The request >> Retype all the entries word for word, but omit the pictures.
[Begin Materials provided]
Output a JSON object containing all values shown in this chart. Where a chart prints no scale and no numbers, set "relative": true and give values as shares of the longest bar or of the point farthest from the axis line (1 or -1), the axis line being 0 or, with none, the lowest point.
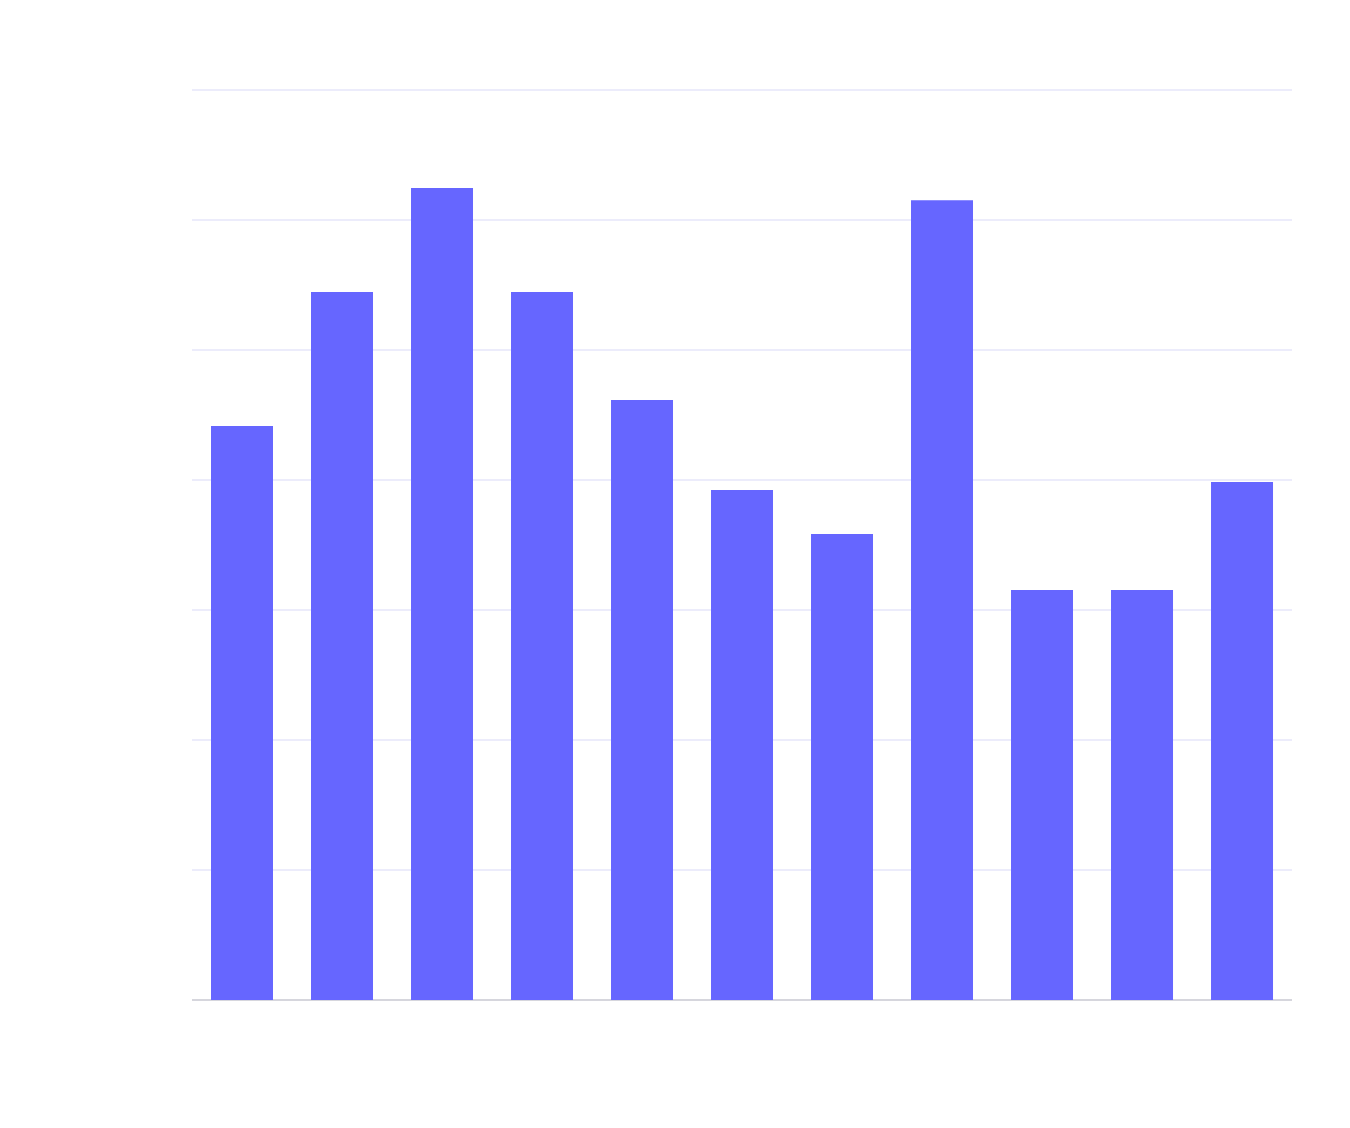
{
  "chart_data": {
    "type": "bar",
    "relative": true,
    "categories": [
      null,
      null,
      null,
      null,
      null,
      null,
      null,
      null,
      null,
      null,
      null
    ],
    "values": [
      0.707,
      0.872,
      1,
      0.872,
      0.739,
      0.628,
      0.574,
      0.985,
      0.505,
      0.505,
      0.638
    ],
    "color": "#6666ff",
    "grid": "y"
  }
}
[End Materials provided]
Complete answer >>
Output a JSON object containing all values shown in this chart. Where a chart prints no scale and no numbers, set "relative": true and give values as shares of the longest bar or of the point farthest from the axis line (1 or -1), the axis line being 0 or, with none, the lowest point.
{
  "chart_data": {
    "type": "bar",
    "relative": true,
    "categories": [
      null,
      null,
      null,
      null,
      null,
      null,
      null,
      null,
      null,
      null,
      null
    ],
    "values": [
      0.707,
      0.872,
      1,
      0.872,
      0.739,
      0.628,
      0.574,
      0.985,
      0.505,
      0.505,
      0.638
    ],
    "color": "#6666ff",
    "grid": "y"
  }
}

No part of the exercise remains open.